Only a number is wanted here: the number of lines of the data that include "Papillary".

□ □ □ □

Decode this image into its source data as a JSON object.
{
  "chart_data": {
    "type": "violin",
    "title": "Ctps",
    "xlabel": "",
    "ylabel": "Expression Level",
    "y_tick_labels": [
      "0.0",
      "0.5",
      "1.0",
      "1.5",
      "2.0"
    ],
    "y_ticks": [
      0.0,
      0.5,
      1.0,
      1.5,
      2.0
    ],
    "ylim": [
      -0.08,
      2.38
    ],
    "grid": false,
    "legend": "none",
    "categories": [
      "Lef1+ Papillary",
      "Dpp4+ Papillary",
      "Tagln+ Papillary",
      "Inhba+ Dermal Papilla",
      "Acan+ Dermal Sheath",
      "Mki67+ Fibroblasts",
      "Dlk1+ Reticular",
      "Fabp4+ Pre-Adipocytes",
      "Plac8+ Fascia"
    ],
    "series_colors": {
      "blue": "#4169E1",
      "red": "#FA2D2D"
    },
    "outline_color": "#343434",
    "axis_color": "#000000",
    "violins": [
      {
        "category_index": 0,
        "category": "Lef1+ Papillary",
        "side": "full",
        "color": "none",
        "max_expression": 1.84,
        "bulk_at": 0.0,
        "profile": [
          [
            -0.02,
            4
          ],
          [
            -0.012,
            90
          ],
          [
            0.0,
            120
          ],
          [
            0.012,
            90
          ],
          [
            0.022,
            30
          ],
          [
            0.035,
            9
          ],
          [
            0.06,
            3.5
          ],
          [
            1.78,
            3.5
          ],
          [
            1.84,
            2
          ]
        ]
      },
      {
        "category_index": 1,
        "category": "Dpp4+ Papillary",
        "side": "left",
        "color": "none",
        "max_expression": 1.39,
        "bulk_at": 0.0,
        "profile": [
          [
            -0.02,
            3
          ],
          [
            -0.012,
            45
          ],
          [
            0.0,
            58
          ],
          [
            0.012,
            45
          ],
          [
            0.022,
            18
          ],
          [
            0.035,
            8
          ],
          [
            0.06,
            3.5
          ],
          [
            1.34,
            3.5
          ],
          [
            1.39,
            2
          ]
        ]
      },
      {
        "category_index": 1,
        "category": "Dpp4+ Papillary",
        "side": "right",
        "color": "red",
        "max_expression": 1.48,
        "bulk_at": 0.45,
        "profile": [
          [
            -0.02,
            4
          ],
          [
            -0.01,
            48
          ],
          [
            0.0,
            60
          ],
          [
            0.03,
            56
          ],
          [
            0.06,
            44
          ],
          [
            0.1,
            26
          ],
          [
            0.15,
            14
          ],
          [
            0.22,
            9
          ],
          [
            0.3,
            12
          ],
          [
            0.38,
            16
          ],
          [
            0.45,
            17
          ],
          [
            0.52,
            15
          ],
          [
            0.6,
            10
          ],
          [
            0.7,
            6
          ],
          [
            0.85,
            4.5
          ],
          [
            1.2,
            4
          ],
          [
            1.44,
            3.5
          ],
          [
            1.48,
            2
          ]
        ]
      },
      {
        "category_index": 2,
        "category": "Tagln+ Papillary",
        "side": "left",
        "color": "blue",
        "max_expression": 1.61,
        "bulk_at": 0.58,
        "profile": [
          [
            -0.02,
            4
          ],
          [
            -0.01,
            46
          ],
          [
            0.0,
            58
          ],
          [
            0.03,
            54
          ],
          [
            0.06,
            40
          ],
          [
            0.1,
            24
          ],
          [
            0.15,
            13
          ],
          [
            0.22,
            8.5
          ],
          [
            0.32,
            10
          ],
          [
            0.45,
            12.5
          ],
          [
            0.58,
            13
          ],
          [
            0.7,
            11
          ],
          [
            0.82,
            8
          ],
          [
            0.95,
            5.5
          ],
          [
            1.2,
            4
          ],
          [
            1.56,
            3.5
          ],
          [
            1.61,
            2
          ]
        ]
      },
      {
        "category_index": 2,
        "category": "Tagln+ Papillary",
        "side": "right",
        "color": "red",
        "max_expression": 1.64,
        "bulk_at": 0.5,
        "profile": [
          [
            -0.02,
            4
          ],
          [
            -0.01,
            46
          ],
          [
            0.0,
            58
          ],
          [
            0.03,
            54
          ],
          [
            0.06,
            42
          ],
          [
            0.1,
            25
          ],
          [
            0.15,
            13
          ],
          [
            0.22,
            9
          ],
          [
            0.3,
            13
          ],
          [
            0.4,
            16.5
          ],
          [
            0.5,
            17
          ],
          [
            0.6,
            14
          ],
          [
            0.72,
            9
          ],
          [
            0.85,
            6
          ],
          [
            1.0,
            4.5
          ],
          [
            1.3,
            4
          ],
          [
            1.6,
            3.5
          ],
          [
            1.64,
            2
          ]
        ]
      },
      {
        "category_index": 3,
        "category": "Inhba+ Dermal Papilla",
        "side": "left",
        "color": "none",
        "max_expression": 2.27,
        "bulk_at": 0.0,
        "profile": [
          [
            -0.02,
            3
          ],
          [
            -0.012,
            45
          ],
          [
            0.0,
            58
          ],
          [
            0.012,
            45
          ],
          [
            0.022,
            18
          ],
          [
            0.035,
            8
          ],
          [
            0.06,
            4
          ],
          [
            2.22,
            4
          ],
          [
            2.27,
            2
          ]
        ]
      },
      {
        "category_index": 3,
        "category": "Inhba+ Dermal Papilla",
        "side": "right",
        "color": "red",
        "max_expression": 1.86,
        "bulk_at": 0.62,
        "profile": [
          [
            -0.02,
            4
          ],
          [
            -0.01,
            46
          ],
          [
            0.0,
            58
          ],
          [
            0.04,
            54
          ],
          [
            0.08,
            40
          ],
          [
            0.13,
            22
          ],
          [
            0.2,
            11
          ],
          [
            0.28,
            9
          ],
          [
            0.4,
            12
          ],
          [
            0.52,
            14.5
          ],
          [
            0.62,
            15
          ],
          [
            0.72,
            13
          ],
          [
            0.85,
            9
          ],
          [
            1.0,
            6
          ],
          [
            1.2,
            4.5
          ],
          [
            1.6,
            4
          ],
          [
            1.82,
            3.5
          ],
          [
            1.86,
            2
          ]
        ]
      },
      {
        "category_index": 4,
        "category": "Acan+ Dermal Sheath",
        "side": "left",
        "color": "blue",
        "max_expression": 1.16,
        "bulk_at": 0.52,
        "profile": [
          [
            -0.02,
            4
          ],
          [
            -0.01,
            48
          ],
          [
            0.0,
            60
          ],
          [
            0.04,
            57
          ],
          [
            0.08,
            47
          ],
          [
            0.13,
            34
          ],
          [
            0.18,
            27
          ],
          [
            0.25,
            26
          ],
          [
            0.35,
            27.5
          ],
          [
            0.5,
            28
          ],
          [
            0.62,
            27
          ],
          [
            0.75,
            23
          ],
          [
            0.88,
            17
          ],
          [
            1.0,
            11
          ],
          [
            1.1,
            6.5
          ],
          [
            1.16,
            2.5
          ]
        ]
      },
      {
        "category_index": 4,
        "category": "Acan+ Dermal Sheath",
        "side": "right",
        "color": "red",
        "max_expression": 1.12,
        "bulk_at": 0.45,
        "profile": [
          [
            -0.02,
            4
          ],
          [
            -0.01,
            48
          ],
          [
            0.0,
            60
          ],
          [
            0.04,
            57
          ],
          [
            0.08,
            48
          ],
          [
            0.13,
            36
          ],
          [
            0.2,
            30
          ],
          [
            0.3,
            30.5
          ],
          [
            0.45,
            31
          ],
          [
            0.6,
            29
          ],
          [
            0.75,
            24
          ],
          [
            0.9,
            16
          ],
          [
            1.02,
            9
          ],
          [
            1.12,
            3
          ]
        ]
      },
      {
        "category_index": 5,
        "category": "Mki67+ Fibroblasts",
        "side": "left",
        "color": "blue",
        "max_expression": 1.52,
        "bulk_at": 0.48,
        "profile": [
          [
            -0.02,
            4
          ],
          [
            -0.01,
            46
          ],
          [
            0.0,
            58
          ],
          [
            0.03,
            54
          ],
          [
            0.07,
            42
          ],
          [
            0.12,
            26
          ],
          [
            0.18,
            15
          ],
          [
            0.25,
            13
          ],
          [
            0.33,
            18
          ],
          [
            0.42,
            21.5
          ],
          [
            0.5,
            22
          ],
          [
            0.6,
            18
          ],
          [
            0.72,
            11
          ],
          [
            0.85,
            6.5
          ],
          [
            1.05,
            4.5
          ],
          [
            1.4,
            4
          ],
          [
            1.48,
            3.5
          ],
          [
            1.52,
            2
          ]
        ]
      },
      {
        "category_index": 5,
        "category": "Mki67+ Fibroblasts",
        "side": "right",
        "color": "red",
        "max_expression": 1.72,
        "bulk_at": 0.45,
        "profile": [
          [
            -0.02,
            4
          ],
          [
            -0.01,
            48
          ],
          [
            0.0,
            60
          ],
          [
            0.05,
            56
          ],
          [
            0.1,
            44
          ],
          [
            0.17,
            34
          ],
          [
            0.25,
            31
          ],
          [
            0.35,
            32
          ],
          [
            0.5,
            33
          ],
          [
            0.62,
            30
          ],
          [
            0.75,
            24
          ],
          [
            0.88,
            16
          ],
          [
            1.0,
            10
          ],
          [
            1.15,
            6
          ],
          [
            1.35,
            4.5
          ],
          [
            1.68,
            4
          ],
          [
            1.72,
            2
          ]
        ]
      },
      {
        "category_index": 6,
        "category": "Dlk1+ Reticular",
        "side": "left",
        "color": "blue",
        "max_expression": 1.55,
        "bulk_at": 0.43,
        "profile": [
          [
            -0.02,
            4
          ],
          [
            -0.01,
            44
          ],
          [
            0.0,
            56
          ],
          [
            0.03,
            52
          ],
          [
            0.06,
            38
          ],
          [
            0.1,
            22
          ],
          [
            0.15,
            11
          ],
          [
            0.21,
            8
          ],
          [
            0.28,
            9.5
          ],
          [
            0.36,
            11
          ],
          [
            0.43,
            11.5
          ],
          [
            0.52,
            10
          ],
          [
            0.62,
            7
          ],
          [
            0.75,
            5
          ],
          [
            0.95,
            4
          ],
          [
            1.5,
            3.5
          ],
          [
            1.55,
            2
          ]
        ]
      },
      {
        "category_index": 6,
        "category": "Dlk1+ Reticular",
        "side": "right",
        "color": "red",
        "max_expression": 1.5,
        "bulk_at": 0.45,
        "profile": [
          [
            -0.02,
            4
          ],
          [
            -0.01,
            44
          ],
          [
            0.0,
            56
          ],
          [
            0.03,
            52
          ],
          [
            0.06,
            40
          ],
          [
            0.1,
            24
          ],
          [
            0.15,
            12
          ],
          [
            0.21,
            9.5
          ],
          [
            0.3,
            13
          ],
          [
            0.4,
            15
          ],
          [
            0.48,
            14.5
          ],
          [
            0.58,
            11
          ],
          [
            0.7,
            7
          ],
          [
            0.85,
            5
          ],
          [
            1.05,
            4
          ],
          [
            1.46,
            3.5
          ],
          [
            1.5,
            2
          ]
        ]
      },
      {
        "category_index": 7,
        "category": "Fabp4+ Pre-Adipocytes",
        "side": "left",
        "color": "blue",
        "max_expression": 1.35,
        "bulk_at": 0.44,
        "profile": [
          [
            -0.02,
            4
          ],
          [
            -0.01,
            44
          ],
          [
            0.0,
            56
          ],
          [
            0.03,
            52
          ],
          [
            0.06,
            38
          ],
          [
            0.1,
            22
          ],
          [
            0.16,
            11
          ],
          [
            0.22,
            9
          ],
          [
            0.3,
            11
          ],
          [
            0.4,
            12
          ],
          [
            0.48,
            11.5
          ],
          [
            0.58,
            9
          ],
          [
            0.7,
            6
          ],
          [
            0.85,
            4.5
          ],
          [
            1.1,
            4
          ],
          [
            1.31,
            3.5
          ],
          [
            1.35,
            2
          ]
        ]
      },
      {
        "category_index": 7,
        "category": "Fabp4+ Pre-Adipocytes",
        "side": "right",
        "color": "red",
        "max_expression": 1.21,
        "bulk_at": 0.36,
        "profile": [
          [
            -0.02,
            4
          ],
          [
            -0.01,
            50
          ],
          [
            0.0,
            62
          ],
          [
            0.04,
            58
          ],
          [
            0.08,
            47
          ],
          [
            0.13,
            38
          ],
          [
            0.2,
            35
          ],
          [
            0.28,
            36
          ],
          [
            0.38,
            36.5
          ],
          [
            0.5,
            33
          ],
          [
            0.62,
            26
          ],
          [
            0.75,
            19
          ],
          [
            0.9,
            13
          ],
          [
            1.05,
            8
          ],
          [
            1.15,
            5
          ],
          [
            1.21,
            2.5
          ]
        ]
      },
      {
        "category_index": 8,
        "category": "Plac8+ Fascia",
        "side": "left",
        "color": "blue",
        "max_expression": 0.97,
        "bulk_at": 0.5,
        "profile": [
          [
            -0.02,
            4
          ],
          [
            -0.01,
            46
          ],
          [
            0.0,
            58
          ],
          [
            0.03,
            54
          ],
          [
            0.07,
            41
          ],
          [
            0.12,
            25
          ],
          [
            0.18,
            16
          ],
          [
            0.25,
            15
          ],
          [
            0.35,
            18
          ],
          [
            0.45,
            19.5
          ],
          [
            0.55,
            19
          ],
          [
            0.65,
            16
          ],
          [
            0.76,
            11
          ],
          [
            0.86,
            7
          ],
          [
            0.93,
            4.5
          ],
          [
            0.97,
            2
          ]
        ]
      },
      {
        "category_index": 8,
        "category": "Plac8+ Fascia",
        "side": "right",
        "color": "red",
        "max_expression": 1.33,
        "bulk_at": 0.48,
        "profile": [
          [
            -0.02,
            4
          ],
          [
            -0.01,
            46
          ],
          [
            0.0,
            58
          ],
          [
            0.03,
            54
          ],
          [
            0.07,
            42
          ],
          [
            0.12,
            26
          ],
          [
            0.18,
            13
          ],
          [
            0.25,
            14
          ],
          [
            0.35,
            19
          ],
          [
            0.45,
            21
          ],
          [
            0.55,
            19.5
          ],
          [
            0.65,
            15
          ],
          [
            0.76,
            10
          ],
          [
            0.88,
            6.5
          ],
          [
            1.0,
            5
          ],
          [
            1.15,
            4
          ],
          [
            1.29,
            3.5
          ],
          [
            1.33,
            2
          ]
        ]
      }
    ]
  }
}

□ □ □ □

_Exercise output_
8